Texte étudié:
___

Oui, au départ, cette caméra est un microscope formidable. Je suis curieux, j'aime tout et j'ai envie de connaître le monde. Avec elle, je vais pouvoir voyager et aller là où il se passe des choses.
"Avec ma caméra, je suis allé aux États-Unis, en URSS, j'ai fait le tour du monde jusqu'au jour où je me suis aperçu que la fiction était encore plus forte que la réalité, qu'en racontant mes propres histoires j'allais être plus performant qu'en étant simplement un reporter."
Claude Lelouchà franceinfo
Quand est sorti Quand le rideau se lève, vous avez eu cette notoriété qui vous a donné envie de faire autre chose. Vous avez compris, comme vous aviez des acteurs qui n'en étaient pas et que vous réalisiez des documentaires à l'époque, que la direction d'acteurs était extrêmement importante.
Oui. D'abord, j'ai fait mon service militaire pendant la guerre d'Algérie et là, on m'a donné des films à faire et donc j'avais les plus mauvais acteurs du monde. C'étaient des militaires. Et là, si j'avais commencé à travailler avec Gabin et Belmondo, je ne me serais pas posé de questions sur la direction d'acteurs. J'ai très vite compris que ce qui m'intéressait au cinéma, c'est qu'on croit aux histoires. Moi, j'aime tous les genres, à condition de croire aux histoires. Je me donne beaucoup de mal pour qu'on croie aux histoires que je raconte. Et pour croire aux histoires, il faut filmer des hommes et des femmes qui ne jouent pas, des acteurs qui cessent de jouer, des acteurs qui, à un moment donné, nous font cadeau de leurs cicatrices, de leurs joies, de leurs peines, de leurs expériences.

___

Données d'analyse de mise en page
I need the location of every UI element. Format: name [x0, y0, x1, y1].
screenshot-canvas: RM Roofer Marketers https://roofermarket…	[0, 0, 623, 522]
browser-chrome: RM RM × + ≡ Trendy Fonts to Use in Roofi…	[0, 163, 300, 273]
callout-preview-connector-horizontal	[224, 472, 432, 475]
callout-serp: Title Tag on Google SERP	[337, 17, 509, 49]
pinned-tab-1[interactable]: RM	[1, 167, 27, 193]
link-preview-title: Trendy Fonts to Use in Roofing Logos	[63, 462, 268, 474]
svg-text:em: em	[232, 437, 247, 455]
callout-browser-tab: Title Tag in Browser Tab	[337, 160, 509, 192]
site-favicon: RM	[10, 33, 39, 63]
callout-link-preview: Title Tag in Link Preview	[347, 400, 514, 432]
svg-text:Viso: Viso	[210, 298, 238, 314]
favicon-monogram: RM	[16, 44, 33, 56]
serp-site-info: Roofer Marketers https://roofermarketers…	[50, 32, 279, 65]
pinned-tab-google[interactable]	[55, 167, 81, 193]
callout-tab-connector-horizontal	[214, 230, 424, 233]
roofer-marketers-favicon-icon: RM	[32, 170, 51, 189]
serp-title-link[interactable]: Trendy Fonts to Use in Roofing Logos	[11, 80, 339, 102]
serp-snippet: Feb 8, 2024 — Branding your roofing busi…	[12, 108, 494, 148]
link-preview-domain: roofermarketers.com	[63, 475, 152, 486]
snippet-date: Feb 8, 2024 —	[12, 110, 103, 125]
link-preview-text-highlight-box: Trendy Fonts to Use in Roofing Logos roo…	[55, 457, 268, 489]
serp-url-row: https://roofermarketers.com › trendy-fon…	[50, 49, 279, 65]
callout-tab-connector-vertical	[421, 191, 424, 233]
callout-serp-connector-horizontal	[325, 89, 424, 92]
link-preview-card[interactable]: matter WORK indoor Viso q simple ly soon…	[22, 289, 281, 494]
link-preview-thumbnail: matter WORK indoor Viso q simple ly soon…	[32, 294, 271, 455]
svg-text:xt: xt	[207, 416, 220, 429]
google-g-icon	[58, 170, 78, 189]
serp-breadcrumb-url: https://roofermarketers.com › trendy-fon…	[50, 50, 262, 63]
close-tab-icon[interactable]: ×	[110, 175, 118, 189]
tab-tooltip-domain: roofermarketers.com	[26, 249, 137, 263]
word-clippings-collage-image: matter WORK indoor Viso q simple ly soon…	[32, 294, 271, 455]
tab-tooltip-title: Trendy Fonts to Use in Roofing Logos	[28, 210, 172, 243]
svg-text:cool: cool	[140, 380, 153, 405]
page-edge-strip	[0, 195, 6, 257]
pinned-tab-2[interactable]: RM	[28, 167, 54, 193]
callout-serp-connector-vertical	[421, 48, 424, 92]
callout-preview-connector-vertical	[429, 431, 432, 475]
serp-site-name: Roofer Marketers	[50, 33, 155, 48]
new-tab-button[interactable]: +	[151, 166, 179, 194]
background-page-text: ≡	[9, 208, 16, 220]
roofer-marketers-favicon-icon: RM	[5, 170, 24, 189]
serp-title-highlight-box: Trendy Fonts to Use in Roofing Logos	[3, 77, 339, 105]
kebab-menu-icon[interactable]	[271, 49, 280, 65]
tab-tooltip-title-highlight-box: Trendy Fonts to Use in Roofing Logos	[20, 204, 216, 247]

___

Exercices à réaliser:
a – Selon le texte étudié, pendant quelle guerre la personne interrogée a-t-elle fait son service militaire ?
b – Recopiez le passage du texte étudié situé entre «Oui, au départ, cette» et «passe des choses.», inclus, en substituant «télescope» à «microscope».
c – D'après le texte étudié, de quoi certains acteurs nous font-ils cadeau à un moment donné ? Donnez la liste complète.

Réponses par exercice:
a – Pendant la guerre d'Algérie.

b –
Oui, au départ, cette caméra est un télescope formidable. Je suis curieux, j'aime tout et j'ai envie de connaître le monde. Avec elle, je vais pouvoir voyager et aller là où il se passe des choses.

c – Leurs cicatrices, leurs joies, leurs peines, leurs expériences.